▶ [Exercise task]: Pull out every line with the word "folder" from the entries below.

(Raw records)
* BEGIN *

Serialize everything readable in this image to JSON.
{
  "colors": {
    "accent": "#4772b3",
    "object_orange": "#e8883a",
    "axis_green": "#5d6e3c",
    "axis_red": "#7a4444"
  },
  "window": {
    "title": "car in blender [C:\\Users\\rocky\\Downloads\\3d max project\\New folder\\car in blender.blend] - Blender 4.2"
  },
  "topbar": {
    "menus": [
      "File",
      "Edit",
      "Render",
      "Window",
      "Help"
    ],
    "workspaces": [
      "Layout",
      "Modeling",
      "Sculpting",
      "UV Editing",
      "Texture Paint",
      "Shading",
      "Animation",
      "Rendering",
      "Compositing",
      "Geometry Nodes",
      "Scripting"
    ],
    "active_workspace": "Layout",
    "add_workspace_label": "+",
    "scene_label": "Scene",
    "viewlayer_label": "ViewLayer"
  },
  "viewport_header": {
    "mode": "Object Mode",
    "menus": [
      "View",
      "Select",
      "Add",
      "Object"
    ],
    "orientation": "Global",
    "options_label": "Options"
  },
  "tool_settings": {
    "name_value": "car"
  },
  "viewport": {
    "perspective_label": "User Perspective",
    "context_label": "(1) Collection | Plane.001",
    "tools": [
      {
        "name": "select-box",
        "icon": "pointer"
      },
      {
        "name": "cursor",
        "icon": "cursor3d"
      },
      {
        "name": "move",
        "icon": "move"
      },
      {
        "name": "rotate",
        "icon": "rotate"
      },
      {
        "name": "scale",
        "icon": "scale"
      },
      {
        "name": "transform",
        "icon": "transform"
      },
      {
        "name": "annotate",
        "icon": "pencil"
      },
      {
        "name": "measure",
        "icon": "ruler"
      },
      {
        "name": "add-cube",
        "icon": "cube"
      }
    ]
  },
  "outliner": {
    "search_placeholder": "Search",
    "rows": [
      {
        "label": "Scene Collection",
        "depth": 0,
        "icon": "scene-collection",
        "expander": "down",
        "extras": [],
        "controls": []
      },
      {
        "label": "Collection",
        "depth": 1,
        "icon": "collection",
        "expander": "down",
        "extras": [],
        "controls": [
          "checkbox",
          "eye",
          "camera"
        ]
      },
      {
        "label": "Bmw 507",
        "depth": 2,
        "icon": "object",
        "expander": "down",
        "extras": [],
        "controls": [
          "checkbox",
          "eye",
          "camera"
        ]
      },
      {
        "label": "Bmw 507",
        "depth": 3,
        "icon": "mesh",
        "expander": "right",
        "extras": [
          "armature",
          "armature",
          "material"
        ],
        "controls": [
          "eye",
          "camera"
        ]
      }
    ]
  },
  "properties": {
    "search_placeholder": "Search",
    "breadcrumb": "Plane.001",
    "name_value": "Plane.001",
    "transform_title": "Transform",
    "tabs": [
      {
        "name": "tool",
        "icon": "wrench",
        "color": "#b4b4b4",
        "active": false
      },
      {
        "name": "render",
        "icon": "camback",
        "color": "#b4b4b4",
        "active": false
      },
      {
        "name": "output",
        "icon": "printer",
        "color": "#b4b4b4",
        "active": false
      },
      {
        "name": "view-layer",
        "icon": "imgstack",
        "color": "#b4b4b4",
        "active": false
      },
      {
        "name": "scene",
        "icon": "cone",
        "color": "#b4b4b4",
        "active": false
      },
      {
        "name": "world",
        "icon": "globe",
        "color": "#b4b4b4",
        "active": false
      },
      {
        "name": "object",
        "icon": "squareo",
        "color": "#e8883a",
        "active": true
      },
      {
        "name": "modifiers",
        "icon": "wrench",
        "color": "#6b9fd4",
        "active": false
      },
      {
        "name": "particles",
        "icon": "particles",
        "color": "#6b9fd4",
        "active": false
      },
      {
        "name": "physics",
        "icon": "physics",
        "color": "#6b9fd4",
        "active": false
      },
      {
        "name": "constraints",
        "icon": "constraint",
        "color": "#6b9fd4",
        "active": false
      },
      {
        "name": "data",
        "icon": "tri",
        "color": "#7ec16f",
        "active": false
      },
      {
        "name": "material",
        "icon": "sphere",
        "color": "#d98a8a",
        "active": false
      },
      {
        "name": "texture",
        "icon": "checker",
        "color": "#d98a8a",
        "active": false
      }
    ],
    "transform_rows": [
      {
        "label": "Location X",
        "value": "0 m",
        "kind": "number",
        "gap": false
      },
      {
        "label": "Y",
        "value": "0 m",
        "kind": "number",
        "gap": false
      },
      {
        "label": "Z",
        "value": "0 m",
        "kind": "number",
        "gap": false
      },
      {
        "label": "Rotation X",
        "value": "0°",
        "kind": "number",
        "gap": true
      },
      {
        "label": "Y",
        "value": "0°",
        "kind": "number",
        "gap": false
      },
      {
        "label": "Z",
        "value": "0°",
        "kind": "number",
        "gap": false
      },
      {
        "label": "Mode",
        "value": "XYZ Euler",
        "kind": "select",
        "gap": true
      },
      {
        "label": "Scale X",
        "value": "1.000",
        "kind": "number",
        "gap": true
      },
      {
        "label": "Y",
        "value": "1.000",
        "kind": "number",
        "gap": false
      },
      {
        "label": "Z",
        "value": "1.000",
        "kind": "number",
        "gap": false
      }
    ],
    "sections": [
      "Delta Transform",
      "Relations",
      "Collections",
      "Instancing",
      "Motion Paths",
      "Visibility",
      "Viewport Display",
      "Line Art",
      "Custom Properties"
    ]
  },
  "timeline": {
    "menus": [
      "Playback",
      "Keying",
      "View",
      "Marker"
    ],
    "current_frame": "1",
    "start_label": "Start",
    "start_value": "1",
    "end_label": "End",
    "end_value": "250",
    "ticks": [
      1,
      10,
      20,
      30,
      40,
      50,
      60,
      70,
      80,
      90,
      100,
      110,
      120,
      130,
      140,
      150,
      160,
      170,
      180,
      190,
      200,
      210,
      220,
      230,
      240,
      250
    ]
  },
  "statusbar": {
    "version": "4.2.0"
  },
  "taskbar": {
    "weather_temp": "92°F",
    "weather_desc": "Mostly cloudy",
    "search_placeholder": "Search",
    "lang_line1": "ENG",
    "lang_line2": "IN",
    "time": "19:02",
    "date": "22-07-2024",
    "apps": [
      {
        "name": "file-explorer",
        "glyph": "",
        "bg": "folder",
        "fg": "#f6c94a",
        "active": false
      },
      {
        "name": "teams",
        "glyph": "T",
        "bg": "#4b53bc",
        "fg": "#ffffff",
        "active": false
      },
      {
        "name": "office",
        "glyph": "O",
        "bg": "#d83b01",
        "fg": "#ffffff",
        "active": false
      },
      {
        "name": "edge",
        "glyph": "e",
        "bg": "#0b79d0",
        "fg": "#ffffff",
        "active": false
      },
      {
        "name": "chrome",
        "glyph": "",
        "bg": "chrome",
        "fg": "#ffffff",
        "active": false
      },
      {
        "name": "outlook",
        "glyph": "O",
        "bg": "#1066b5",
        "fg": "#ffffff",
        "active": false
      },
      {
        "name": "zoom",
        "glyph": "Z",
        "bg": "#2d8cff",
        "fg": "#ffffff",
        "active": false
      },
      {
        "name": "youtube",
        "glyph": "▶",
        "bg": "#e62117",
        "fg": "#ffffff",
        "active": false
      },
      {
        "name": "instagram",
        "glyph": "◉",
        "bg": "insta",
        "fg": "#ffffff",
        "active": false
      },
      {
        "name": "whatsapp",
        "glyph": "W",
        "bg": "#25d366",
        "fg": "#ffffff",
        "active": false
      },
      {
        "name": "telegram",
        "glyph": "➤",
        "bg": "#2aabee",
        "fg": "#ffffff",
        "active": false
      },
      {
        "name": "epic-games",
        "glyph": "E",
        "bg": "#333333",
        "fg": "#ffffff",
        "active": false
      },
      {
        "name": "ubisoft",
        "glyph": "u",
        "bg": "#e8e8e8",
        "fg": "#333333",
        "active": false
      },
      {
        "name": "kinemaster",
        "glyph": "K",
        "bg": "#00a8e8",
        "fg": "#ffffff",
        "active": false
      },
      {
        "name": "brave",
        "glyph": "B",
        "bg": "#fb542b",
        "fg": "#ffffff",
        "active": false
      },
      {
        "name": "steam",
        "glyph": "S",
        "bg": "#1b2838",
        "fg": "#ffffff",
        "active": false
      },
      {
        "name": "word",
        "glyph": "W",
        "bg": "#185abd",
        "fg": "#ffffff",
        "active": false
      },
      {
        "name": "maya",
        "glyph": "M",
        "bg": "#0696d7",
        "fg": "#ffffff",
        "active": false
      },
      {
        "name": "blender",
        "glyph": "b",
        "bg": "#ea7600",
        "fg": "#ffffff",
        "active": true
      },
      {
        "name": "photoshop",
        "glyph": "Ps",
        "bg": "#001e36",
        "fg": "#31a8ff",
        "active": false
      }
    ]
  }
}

* END *

▶ [Answer to the exercise]:
    "title": "car in blender [C:\\Users\\rocky\\Downloads\\3d max project\\New folder\\car in blender.blend] - Blender 4.2"
        "bg": "folder",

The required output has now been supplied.